#### STORED ROWS ####
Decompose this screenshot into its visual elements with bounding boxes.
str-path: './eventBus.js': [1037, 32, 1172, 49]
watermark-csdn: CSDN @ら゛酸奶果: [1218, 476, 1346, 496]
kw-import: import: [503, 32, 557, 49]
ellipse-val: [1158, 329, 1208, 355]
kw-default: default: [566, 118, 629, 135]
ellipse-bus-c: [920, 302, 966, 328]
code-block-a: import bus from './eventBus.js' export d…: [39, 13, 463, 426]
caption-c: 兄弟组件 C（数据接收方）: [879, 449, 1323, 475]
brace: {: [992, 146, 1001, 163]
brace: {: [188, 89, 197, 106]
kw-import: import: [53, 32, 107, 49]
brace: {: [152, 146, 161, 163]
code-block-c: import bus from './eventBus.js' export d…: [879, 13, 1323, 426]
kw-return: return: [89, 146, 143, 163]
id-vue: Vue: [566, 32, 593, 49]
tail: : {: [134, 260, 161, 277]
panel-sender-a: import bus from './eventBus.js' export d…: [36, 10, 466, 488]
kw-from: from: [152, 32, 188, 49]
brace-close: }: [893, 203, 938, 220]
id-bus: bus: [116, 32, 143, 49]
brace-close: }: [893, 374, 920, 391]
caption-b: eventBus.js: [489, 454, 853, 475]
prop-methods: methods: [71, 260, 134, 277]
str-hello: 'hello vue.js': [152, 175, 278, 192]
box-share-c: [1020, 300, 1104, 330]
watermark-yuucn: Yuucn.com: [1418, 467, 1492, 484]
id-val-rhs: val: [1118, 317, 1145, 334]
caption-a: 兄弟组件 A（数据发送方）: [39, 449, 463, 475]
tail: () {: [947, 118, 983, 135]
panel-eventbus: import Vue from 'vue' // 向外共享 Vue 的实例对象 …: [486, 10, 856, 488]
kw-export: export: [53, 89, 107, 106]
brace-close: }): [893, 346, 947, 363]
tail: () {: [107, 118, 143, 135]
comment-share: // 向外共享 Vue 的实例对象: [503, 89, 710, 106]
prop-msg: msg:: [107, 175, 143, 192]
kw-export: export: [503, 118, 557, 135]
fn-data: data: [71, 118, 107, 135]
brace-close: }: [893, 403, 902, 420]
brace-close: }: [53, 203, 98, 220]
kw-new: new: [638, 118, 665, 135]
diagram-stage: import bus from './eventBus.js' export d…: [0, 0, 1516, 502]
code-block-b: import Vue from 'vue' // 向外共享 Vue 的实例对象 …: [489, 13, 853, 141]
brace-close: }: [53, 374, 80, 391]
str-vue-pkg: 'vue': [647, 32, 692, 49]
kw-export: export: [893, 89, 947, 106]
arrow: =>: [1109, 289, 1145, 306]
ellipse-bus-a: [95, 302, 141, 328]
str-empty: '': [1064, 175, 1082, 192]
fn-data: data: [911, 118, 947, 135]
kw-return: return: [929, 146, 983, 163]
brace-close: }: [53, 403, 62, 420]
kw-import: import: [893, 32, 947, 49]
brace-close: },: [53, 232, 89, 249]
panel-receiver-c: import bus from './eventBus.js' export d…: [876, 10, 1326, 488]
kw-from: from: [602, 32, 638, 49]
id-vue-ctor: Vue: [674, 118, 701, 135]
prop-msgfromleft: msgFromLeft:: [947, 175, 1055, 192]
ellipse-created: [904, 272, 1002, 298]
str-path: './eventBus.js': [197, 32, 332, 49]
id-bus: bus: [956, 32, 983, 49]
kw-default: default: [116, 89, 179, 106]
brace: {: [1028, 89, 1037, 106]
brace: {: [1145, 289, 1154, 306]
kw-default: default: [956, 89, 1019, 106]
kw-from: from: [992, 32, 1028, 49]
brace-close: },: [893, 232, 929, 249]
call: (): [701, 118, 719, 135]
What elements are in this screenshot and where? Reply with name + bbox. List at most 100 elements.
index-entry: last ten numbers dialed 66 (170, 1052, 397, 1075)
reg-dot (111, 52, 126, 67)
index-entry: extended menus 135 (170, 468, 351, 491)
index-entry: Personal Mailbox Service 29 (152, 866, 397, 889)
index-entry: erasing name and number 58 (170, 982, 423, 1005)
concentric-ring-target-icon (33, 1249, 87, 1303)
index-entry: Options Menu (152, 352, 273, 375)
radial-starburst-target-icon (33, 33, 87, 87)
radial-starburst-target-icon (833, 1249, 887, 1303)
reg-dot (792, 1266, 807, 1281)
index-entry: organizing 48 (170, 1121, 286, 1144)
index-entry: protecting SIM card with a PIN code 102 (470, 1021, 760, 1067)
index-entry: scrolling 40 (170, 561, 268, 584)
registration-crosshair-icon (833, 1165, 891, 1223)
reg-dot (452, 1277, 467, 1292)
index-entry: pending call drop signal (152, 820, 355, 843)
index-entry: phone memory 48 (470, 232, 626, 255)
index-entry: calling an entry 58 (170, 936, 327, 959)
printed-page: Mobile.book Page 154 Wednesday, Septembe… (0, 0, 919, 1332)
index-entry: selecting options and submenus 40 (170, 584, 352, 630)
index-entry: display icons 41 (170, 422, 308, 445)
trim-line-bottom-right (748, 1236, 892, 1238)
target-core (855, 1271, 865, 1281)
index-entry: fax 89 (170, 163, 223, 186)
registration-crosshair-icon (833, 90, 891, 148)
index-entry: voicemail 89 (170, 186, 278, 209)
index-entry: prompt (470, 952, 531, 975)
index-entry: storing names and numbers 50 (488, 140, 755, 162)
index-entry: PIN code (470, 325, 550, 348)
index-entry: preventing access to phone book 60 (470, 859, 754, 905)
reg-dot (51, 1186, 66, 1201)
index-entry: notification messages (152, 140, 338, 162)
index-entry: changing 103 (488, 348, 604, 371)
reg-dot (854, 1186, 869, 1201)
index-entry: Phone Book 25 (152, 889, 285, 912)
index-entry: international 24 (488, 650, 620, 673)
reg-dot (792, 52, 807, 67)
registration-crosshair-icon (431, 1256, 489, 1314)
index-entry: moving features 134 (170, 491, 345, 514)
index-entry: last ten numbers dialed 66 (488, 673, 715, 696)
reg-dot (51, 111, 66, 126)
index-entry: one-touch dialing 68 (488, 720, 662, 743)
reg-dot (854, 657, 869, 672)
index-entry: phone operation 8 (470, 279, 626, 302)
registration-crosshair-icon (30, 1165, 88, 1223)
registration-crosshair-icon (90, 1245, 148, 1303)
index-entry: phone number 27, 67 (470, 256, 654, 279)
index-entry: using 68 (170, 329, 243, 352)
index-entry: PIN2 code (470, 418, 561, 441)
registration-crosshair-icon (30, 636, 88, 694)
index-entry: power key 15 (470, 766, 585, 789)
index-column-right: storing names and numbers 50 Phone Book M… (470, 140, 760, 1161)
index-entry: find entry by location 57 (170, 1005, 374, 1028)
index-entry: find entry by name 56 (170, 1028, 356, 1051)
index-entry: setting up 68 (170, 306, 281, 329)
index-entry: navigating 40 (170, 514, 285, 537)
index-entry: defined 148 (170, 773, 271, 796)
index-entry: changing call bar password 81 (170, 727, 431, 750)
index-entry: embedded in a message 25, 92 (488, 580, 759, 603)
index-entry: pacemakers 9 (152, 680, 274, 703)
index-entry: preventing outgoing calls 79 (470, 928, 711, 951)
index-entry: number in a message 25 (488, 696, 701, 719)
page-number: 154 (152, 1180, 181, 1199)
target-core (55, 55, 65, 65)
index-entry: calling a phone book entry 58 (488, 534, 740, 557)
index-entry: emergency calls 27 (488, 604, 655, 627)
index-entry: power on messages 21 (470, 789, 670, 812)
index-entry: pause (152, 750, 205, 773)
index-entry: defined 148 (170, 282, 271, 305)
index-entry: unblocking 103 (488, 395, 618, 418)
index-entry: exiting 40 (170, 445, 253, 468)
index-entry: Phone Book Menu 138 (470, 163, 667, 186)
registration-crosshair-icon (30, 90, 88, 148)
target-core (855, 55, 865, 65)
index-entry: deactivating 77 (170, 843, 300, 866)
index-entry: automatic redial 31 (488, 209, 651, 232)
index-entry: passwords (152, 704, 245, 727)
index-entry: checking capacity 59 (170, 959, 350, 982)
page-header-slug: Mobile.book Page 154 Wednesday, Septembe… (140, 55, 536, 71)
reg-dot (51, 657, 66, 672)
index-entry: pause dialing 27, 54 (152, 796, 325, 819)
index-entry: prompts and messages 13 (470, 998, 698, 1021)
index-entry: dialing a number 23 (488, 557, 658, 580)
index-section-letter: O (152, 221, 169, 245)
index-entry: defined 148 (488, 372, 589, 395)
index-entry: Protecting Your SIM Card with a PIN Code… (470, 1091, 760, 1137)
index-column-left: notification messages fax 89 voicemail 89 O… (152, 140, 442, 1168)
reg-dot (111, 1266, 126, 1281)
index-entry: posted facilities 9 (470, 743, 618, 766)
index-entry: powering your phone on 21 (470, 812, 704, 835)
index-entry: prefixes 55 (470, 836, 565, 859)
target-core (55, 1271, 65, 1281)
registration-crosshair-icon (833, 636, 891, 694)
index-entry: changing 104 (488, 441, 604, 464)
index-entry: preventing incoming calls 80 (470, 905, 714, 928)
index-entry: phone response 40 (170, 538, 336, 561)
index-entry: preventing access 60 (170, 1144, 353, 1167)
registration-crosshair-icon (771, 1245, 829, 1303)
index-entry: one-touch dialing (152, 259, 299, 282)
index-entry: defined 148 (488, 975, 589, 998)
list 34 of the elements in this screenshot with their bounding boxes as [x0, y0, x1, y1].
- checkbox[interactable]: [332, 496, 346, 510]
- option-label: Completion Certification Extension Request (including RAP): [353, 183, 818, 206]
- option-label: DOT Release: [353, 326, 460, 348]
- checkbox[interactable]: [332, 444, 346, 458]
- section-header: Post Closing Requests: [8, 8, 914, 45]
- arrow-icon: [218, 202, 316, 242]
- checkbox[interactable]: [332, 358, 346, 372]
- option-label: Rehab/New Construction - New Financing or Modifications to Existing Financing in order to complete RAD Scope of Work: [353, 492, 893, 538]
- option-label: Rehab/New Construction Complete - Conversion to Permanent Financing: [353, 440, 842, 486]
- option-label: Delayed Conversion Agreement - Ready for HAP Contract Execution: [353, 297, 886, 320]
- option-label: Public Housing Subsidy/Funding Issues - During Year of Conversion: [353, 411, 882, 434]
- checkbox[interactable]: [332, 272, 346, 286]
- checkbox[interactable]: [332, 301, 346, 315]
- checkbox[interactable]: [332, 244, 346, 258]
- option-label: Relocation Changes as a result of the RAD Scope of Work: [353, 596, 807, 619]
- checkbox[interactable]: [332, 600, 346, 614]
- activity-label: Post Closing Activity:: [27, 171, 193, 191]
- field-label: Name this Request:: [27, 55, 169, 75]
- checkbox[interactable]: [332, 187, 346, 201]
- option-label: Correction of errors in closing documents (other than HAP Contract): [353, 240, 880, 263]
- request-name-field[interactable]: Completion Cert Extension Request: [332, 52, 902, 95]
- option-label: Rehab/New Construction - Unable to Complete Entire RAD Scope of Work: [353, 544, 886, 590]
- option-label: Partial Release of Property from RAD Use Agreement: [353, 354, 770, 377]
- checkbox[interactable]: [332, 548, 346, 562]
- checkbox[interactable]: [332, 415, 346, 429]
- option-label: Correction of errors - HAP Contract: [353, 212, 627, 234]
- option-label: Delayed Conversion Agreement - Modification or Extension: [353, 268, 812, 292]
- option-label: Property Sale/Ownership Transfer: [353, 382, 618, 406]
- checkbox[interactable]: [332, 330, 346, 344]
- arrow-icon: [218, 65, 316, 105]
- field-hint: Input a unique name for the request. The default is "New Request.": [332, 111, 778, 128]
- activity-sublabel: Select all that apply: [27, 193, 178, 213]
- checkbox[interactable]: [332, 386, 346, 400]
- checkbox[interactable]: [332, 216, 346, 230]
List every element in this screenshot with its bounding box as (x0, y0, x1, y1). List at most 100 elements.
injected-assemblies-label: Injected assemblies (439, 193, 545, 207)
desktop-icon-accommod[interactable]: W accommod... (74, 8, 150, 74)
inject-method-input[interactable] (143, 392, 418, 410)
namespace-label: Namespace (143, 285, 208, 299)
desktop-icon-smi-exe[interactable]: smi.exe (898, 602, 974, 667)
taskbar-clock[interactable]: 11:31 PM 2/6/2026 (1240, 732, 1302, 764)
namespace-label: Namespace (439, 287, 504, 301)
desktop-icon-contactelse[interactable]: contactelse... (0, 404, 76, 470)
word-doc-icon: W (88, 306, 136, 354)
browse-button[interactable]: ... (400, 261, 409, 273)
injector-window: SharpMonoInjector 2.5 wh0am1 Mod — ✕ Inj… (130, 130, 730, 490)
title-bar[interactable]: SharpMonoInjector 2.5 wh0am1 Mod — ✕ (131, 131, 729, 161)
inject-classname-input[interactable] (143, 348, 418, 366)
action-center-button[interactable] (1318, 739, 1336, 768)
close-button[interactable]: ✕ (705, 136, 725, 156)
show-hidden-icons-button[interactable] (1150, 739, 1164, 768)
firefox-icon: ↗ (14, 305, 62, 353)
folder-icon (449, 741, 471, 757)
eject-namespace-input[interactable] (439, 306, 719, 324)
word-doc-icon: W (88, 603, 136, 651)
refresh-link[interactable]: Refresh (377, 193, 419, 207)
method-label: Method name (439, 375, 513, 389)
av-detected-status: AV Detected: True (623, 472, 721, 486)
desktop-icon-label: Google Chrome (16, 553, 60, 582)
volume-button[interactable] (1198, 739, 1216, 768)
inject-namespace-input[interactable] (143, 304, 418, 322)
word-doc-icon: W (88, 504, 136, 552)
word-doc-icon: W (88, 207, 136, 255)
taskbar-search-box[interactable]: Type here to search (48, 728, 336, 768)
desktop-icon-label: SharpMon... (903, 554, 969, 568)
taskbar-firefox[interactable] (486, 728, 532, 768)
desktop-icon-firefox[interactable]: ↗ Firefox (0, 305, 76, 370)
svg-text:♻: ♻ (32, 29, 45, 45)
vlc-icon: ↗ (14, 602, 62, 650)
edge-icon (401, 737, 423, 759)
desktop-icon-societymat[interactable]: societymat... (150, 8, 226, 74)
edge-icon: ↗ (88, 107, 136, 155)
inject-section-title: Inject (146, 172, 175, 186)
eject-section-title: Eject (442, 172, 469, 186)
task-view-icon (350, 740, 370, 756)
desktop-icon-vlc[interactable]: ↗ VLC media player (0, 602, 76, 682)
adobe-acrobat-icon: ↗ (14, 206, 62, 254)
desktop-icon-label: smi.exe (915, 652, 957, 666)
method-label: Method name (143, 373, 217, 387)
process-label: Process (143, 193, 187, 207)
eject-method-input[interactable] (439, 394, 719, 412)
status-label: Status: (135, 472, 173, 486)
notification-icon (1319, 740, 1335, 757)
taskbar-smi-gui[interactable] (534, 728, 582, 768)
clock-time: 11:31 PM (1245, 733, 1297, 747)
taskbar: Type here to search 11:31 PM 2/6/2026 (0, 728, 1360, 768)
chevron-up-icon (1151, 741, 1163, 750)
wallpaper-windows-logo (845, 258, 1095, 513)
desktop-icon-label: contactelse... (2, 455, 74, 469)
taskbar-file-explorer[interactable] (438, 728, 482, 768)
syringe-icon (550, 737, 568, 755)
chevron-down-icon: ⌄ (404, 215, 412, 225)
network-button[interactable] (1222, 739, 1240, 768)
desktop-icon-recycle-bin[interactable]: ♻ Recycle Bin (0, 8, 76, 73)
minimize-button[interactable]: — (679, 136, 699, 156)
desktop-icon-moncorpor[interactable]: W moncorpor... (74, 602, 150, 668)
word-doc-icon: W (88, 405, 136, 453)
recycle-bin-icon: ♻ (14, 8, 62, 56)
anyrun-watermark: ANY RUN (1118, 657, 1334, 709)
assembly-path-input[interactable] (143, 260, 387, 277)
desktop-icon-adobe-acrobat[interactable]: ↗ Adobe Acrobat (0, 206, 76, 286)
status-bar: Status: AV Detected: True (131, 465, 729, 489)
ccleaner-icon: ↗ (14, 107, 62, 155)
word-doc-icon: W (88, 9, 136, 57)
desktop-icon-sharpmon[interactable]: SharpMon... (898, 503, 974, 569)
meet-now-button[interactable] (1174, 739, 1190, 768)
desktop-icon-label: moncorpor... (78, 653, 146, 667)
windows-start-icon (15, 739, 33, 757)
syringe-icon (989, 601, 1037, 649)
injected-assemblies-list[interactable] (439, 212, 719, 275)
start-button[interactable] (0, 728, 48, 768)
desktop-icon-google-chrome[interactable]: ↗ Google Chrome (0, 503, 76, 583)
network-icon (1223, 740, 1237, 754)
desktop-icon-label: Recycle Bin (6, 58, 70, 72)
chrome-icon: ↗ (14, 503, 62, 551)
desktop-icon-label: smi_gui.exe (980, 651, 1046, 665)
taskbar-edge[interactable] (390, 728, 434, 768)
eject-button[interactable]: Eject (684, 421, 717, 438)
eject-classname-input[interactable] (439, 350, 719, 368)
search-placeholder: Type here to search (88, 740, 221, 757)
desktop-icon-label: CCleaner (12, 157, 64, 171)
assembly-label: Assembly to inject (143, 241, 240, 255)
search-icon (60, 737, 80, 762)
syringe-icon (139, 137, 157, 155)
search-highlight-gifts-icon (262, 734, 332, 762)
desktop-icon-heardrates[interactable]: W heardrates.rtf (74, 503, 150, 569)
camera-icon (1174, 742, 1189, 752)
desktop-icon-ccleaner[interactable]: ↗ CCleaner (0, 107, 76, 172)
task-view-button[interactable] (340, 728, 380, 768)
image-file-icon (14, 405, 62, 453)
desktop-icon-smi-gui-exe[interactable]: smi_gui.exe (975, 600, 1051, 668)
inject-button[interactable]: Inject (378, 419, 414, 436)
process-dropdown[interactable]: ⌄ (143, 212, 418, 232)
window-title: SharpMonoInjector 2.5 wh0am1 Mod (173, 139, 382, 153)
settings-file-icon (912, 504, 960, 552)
####
● YOUR INSTRUCTIONS: Starting with the first line of the listing and ending with the line that contains "fn-data: data: [71, 118, 107, 135]", put those lines into a numbered list, leaving out any blank lines.

● WRITTEN REPLY:
1. Decompose this screenshot into its visual elements with bounding boxes.
2. str-path: './eventBus.js': [1037, 32, 1172, 49]
3. watermark-csdn: CSDN @ら゛酸奶果: [1218, 476, 1346, 496]
4. kw-import: import: [503, 32, 557, 49]
5. ellipse-val: [1158, 329, 1208, 355]
6. kw-default: default: [566, 118, 629, 135]
7. ellipse-bus-c: [920, 302, 966, 328]
8. code-block-a: import bus from './eventBus.js' export d…: [39, 13, 463, 426]
9. caption-c: 兄弟组件 C（数据接收方）: [879, 449, 1323, 475]
10. brace: {: [992, 146, 1001, 163]
11. brace: {: [188, 89, 197, 106]
12. kw-import: import: [53, 32, 107, 49]
13. brace: {: [152, 146, 161, 163]
14. code-block-c: import bus from './eventBus.js' export d…: [879, 13, 1323, 426]
15. kw-return: return: [89, 146, 143, 163]
16. id-vue: Vue: [566, 32, 593, 49]
17. tail: : {: [134, 260, 161, 277]
18. panel-sender-a: import bus from './eventBus.js' export d…: [36, 10, 466, 488]
19. kw-from: from: [152, 32, 188, 49]
20. brace-close: }: [893, 203, 938, 220]
21. id-bus: bus: [116, 32, 143, 49]
22. brace-close: }: [893, 374, 920, 391]
23. caption-b: eventBus.js: [489, 454, 853, 475]
24. prop-methods: methods: [71, 260, 134, 277]
25. str-hello: 'hello vue.js': [152, 175, 278, 192]
26. box-share-c: [1020, 300, 1104, 330]
27. watermark-yuucn: Yuucn.com: [1418, 467, 1492, 484]
28. id-val-rhs: val: [1118, 317, 1145, 334]
29. caption-a: 兄弟组件 A（数据发送方）: [39, 449, 463, 475]
30. tail: () {: [947, 118, 983, 135]
31. panel-eventbus: import Vue from 'vue' // 向外共享 Vue 的实例对象 …: [486, 10, 856, 488]
32. kw-export: export: [53, 89, 107, 106]
33. brace-close: }): [893, 346, 947, 363]
34. tail: () {: [107, 118, 143, 135]
35. comment-share: // 向外共享 Vue 的实例对象: [503, 89, 710, 106]
36. prop-msg: msg:: [107, 175, 143, 192]
37. kw-export: export: [503, 118, 557, 135]
38. fn-data: data: [71, 118, 107, 135]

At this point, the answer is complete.